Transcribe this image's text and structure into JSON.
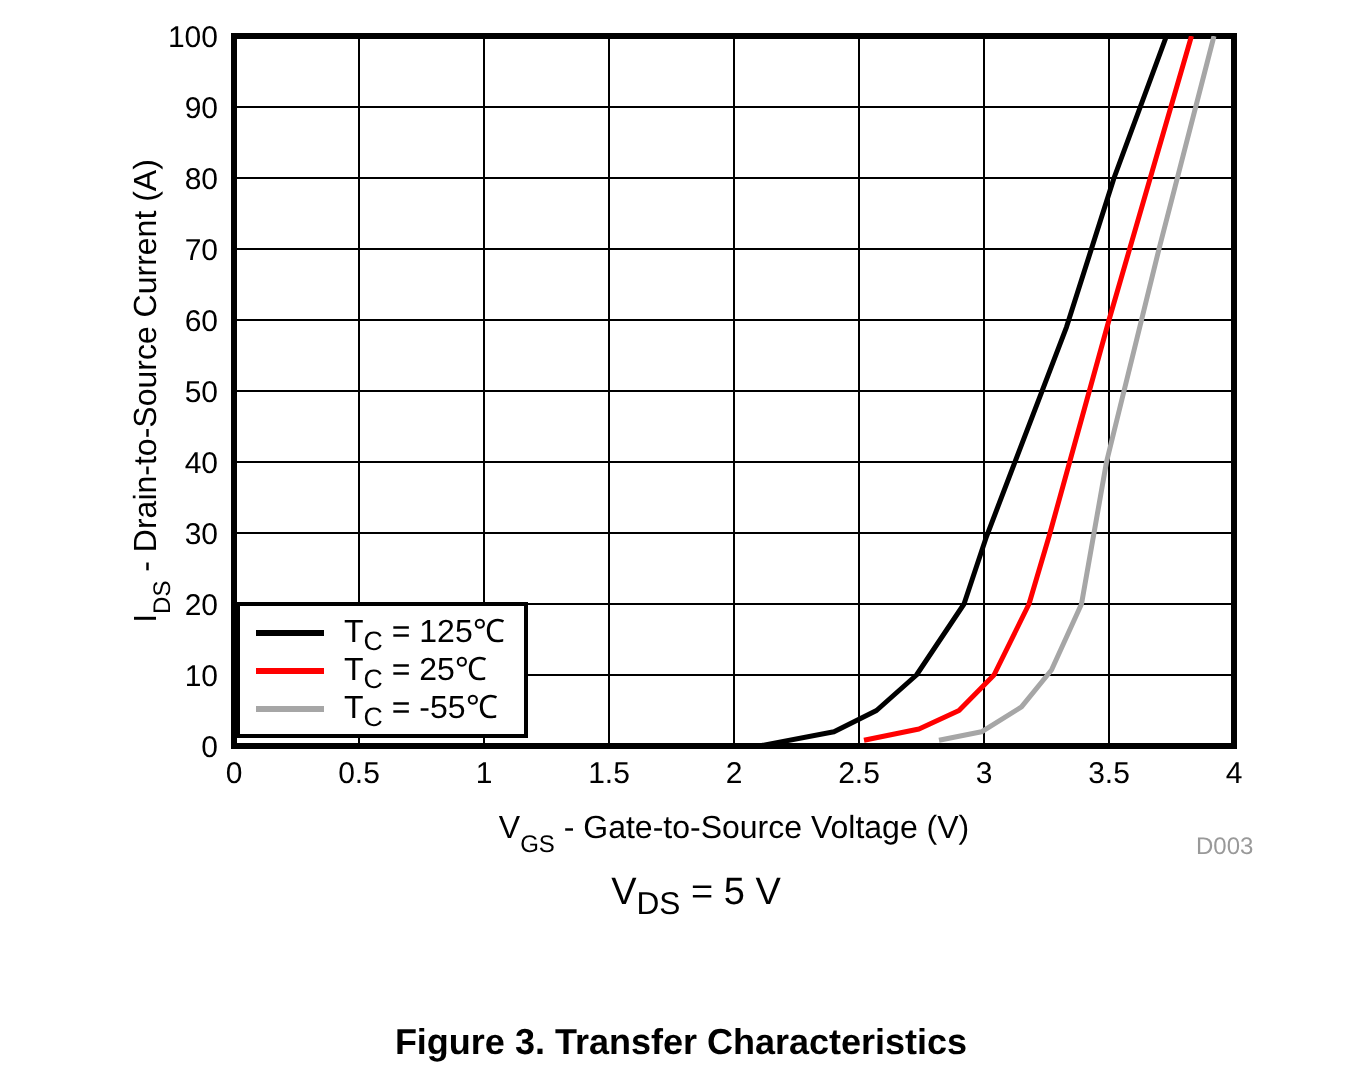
{
  "chart_data": {
    "type": "line",
    "title": "Figure 3. Transfer Characteristics",
    "xlabel": "V$_{GS}$ - Gate-to-Source Voltage (V)",
    "ylabel": "I$_{DS}$ - Drain-to-Source Current (A)",
    "annotations": [
      "V$_{DS}$ = 5 V",
      "D003"
    ],
    "xlim": [
      0,
      4
    ],
    "xticks": [
      0,
      0.5,
      1,
      1.5,
      2,
      2.5,
      3,
      3.5,
      4
    ],
    "ylim": [
      0,
      100
    ],
    "yticks": [
      0,
      10,
      20,
      30,
      40,
      50,
      60,
      70,
      80,
      90,
      100
    ],
    "grid": true,
    "legend": "bottom left",
    "marker": "none",
    "line_style": "solid",
    "series": [
      {
        "name": "T$_{C}$ = 125℃",
        "color": "#000000",
        "x": [
          2.1,
          2.4,
          2.57,
          2.73,
          2.92,
          3.01,
          3.33,
          3.52,
          3.73
        ],
        "values": [
          0,
          2,
          5,
          10,
          20,
          29.5,
          59,
          80,
          100
        ]
      },
      {
        "name": "T$_{C}$ = 25℃",
        "color": "#ff0000",
        "x": [
          2.52,
          2.74,
          2.9,
          3.04,
          3.18,
          3.26,
          3.5,
          3.83
        ],
        "values": [
          0.8,
          2.4,
          5,
          10,
          20,
          29.5,
          60,
          100
        ]
      },
      {
        "name": "T$_{C}$ = -55℃",
        "color": "#a6a6a6",
        "x": [
          2.82,
          2.99,
          3.15,
          3.27,
          3.39,
          3.49,
          3.7,
          3.92
        ],
        "values": [
          0.8,
          2,
          5.5,
          10.7,
          20,
          40,
          70,
          100
        ]
      }
    ]
  }
}
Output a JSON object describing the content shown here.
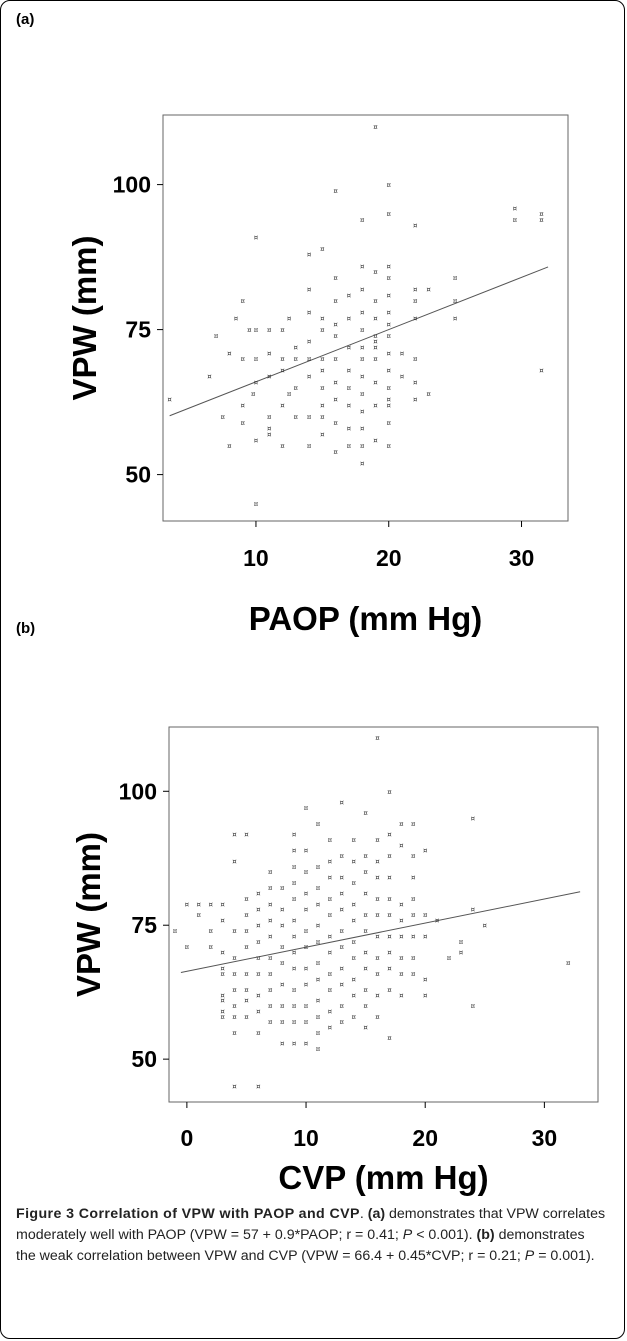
{
  "panels": {
    "a": {
      "label": "(a)"
    },
    "b": {
      "label": "(b)"
    }
  },
  "chart_data": [
    {
      "type": "scatter",
      "panel": "(a)",
      "xlabel": "PAOP (mm Hg)",
      "ylabel": "VPW (mm)",
      "xlim": [
        3,
        33.5
      ],
      "ylim": [
        42,
        112
      ],
      "xticks": [
        10,
        20,
        30
      ],
      "yticks": [
        50,
        75,
        100
      ],
      "marker": "glyph",
      "points": [
        [
          3.5,
          63
        ],
        [
          6.5,
          67
        ],
        [
          7,
          74
        ],
        [
          7.5,
          60
        ],
        [
          8,
          71
        ],
        [
          8,
          55
        ],
        [
          8.5,
          77
        ],
        [
          9,
          80
        ],
        [
          9,
          70
        ],
        [
          9,
          62
        ],
        [
          9,
          59
        ],
        [
          9.5,
          75
        ],
        [
          9.8,
          64
        ],
        [
          10,
          66
        ],
        [
          10,
          45
        ],
        [
          10,
          91
        ],
        [
          10,
          75
        ],
        [
          10,
          56
        ],
        [
          10,
          70
        ],
        [
          11,
          71
        ],
        [
          11,
          67
        ],
        [
          11,
          60
        ],
        [
          11,
          58
        ],
        [
          11,
          75
        ],
        [
          11,
          57
        ],
        [
          12,
          75
        ],
        [
          12,
          68
        ],
        [
          12,
          62
        ],
        [
          12,
          70
        ],
        [
          12,
          55
        ],
        [
          12.5,
          77
        ],
        [
          12.5,
          64
        ],
        [
          13,
          70
        ],
        [
          13,
          72
        ],
        [
          13,
          65
        ],
        [
          13,
          60
        ],
        [
          14,
          82
        ],
        [
          14,
          78
        ],
        [
          14,
          73
        ],
        [
          14,
          70
        ],
        [
          14,
          67
        ],
        [
          14,
          60
        ],
        [
          14,
          55
        ],
        [
          14,
          88
        ],
        [
          15,
          89
        ],
        [
          15,
          77
        ],
        [
          15,
          75
        ],
        [
          15,
          70
        ],
        [
          15,
          68
        ],
        [
          15,
          65
        ],
        [
          15,
          62
        ],
        [
          15,
          60
        ],
        [
          15,
          57
        ],
        [
          16,
          99
        ],
        [
          16,
          84
        ],
        [
          16,
          80
        ],
        [
          16,
          76
        ],
        [
          16,
          74
        ],
        [
          16,
          70
        ],
        [
          16,
          66
        ],
        [
          16,
          63
        ],
        [
          16,
          59
        ],
        [
          16,
          54
        ],
        [
          17,
          81
        ],
        [
          17,
          77
        ],
        [
          17,
          72
        ],
        [
          17,
          68
        ],
        [
          17,
          65
        ],
        [
          17,
          62
        ],
        [
          17,
          58
        ],
        [
          17,
          55
        ],
        [
          18,
          94
        ],
        [
          18,
          86
        ],
        [
          18,
          82
        ],
        [
          18,
          78
        ],
        [
          18,
          75
        ],
        [
          18,
          72
        ],
        [
          18,
          70
        ],
        [
          18,
          67
        ],
        [
          18,
          64
        ],
        [
          18,
          61
        ],
        [
          18,
          58
        ],
        [
          18,
          55
        ],
        [
          18,
          52
        ],
        [
          19,
          110
        ],
        [
          19,
          85
        ],
        [
          19,
          80
        ],
        [
          19,
          77
        ],
        [
          19,
          74
        ],
        [
          19,
          72
        ],
        [
          19,
          70
        ],
        [
          19,
          66
        ],
        [
          19,
          62
        ],
        [
          19,
          56
        ],
        [
          19,
          73
        ],
        [
          20,
          100
        ],
        [
          20,
          95
        ],
        [
          20,
          86
        ],
        [
          20,
          84
        ],
        [
          20,
          81
        ],
        [
          20,
          78
        ],
        [
          20,
          76
        ],
        [
          20,
          74
        ],
        [
          20,
          71
        ],
        [
          20,
          68
        ],
        [
          20,
          65
        ],
        [
          20,
          62
        ],
        [
          20,
          59
        ],
        [
          20,
          55
        ],
        [
          20,
          63
        ],
        [
          21,
          71
        ],
        [
          21,
          67
        ],
        [
          22,
          93
        ],
        [
          22,
          82
        ],
        [
          22,
          80
        ],
        [
          22,
          77
        ],
        [
          22,
          70
        ],
        [
          22,
          66
        ],
        [
          22,
          63
        ],
        [
          23,
          82
        ],
        [
          23,
          64
        ],
        [
          25,
          84
        ],
        [
          25,
          80
        ],
        [
          25,
          77
        ],
        [
          29.5,
          96
        ],
        [
          29.5,
          94
        ],
        [
          31.5,
          95
        ],
        [
          31.5,
          94
        ],
        [
          31.5,
          68
        ]
      ],
      "regression": {
        "intercept": 57,
        "slope": 0.9,
        "x_range": [
          3.5,
          32
        ]
      }
    },
    {
      "type": "scatter",
      "panel": "(b)",
      "xlabel": "CVP (mm Hg)",
      "ylabel": "VPW (mm)",
      "xlim": [
        -1.5,
        34.5
      ],
      "ylim": [
        42,
        112
      ],
      "xticks": [
        0,
        10,
        20,
        30
      ],
      "yticks": [
        50,
        75,
        100
      ],
      "marker": "glyph",
      "points": [
        [
          -1,
          74
        ],
        [
          0,
          71
        ],
        [
          0,
          79
        ],
        [
          1,
          77
        ],
        [
          1,
          79
        ],
        [
          2,
          79
        ],
        [
          2,
          71
        ],
        [
          2,
          74
        ],
        [
          3,
          62
        ],
        [
          3,
          59
        ],
        [
          3,
          66
        ],
        [
          3,
          70
        ],
        [
          3,
          76
        ],
        [
          3,
          58
        ],
        [
          3,
          61
        ],
        [
          3,
          67
        ],
        [
          3,
          79
        ],
        [
          4,
          63
        ],
        [
          4,
          58
        ],
        [
          4,
          55
        ],
        [
          4,
          60
        ],
        [
          4,
          45
        ],
        [
          4,
          74
        ],
        [
          4,
          66
        ],
        [
          4,
          87
        ],
        [
          4,
          92
        ],
        [
          4,
          69
        ],
        [
          5,
          92
        ],
        [
          5,
          80
        ],
        [
          5,
          77
        ],
        [
          5,
          63
        ],
        [
          5,
          61
        ],
        [
          5,
          58
        ],
        [
          5,
          71
        ],
        [
          5,
          74
        ],
        [
          5,
          66
        ],
        [
          6,
          45
        ],
        [
          6,
          55
        ],
        [
          6,
          59
        ],
        [
          6,
          62
        ],
        [
          6,
          66
        ],
        [
          6,
          69
        ],
        [
          6,
          72
        ],
        [
          6,
          75
        ],
        [
          6,
          78
        ],
        [
          6,
          81
        ],
        [
          7,
          85
        ],
        [
          7,
          82
        ],
        [
          7,
          79
        ],
        [
          7,
          76
        ],
        [
          7,
          73
        ],
        [
          7,
          69
        ],
        [
          7,
          66
        ],
        [
          7,
          63
        ],
        [
          7,
          60
        ],
        [
          7,
          57
        ],
        [
          8,
          64
        ],
        [
          8,
          60
        ],
        [
          8,
          57
        ],
        [
          8,
          53
        ],
        [
          8,
          68
        ],
        [
          8,
          71
        ],
        [
          8,
          75
        ],
        [
          8,
          78
        ],
        [
          8,
          82
        ],
        [
          9,
          92
        ],
        [
          9,
          89
        ],
        [
          9,
          86
        ],
        [
          9,
          83
        ],
        [
          9,
          80
        ],
        [
          9,
          76
        ],
        [
          9,
          73
        ],
        [
          9,
          70
        ],
        [
          9,
          67
        ],
        [
          9,
          63
        ],
        [
          9,
          60
        ],
        [
          9,
          57
        ],
        [
          9,
          53
        ],
        [
          10,
          97
        ],
        [
          10,
          89
        ],
        [
          10,
          85
        ],
        [
          10,
          81
        ],
        [
          10,
          78
        ],
        [
          10,
          74
        ],
        [
          10,
          71
        ],
        [
          10,
          67
        ],
        [
          10,
          64
        ],
        [
          10,
          60
        ],
        [
          10,
          57
        ],
        [
          10,
          53
        ],
        [
          11,
          94
        ],
        [
          11,
          86
        ],
        [
          11,
          82
        ],
        [
          11,
          79
        ],
        [
          11,
          75
        ],
        [
          11,
          72
        ],
        [
          11,
          68
        ],
        [
          11,
          65
        ],
        [
          11,
          61
        ],
        [
          11,
          58
        ],
        [
          11,
          55
        ],
        [
          11,
          52
        ],
        [
          12,
          91
        ],
        [
          12,
          87
        ],
        [
          12,
          84
        ],
        [
          12,
          80
        ],
        [
          12,
          77
        ],
        [
          12,
          73
        ],
        [
          12,
          70
        ],
        [
          12,
          66
        ],
        [
          12,
          63
        ],
        [
          12,
          59
        ],
        [
          12,
          56
        ],
        [
          13,
          98
        ],
        [
          13,
          88
        ],
        [
          13,
          84
        ],
        [
          13,
          81
        ],
        [
          13,
          78
        ],
        [
          13,
          74
        ],
        [
          13,
          71
        ],
        [
          13,
          67
        ],
        [
          13,
          64
        ],
        [
          13,
          60
        ],
        [
          13,
          57
        ],
        [
          14,
          91
        ],
        [
          14,
          87
        ],
        [
          14,
          83
        ],
        [
          14,
          79
        ],
        [
          14,
          76
        ],
        [
          14,
          72
        ],
        [
          14,
          69
        ],
        [
          14,
          65
        ],
        [
          14,
          62
        ],
        [
          14,
          58
        ],
        [
          15,
          96
        ],
        [
          15,
          88
        ],
        [
          15,
          85
        ],
        [
          15,
          81
        ],
        [
          15,
          77
        ],
        [
          15,
          74
        ],
        [
          15,
          70
        ],
        [
          15,
          67
        ],
        [
          15,
          63
        ],
        [
          15,
          60
        ],
        [
          15,
          56
        ],
        [
          16,
          110
        ],
        [
          16,
          91
        ],
        [
          16,
          87
        ],
        [
          16,
          84
        ],
        [
          16,
          80
        ],
        [
          16,
          77
        ],
        [
          16,
          73
        ],
        [
          16,
          69
        ],
        [
          16,
          66
        ],
        [
          16,
          62
        ],
        [
          16,
          58
        ],
        [
          17,
          100
        ],
        [
          17,
          92
        ],
        [
          17,
          88
        ],
        [
          17,
          84
        ],
        [
          17,
          80
        ],
        [
          17,
          77
        ],
        [
          17,
          73
        ],
        [
          17,
          70
        ],
        [
          17,
          67
        ],
        [
          17,
          63
        ],
        [
          17,
          54
        ],
        [
          18,
          94
        ],
        [
          18,
          90
        ],
        [
          18,
          79
        ],
        [
          18,
          76
        ],
        [
          18,
          73
        ],
        [
          18,
          69
        ],
        [
          18,
          66
        ],
        [
          18,
          62
        ],
        [
          19,
          94
        ],
        [
          19,
          88
        ],
        [
          19,
          84
        ],
        [
          19,
          80
        ],
        [
          19,
          77
        ],
        [
          19,
          73
        ],
        [
          19,
          69
        ],
        [
          19,
          66
        ],
        [
          20,
          89
        ],
        [
          20,
          77
        ],
        [
          20,
          73
        ],
        [
          20,
          65
        ],
        [
          20,
          62
        ],
        [
          21,
          76
        ],
        [
          22,
          69
        ],
        [
          23,
          70
        ],
        [
          23,
          72
        ],
        [
          24,
          78
        ],
        [
          24,
          95
        ],
        [
          24,
          60
        ],
        [
          25,
          75
        ],
        [
          32,
          68
        ]
      ],
      "regression": {
        "intercept": 66.4,
        "slope": 0.45,
        "x_range": [
          -0.5,
          33
        ]
      }
    }
  ],
  "caption": {
    "title": "Figure 3 Correlation of VPW with PAOP and CVP",
    "title_end": ". ",
    "a_label": "(a)",
    "a_text": " demonstrates that VPW correlates moderately well with PAOP (VPW = 57 + 0.9*PAOP; r = 0.41; ",
    "p_symbol": "P",
    "a_end": " < 0.001). ",
    "b_label": "(b)",
    "b_text": " demonstrates the weak correlation between VPW and CVP (VPW = 66.4 + 0.45*CVP; r = 0.21; ",
    "b_end": " = 0.001)."
  }
}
★ ★ ★ ★
Pull out every line in the data above that has the word "PAOP".

# RESPONSE
      "xlabel": "PAOP (mm Hg)",
    "title": "Figure 3 Correlation of VPW with PAOP and CVP",
    "a_text": " demonstrates that VPW correlates moderately well with PAOP (VPW = 57 + 0.9*PAOP; r = 0.41; ",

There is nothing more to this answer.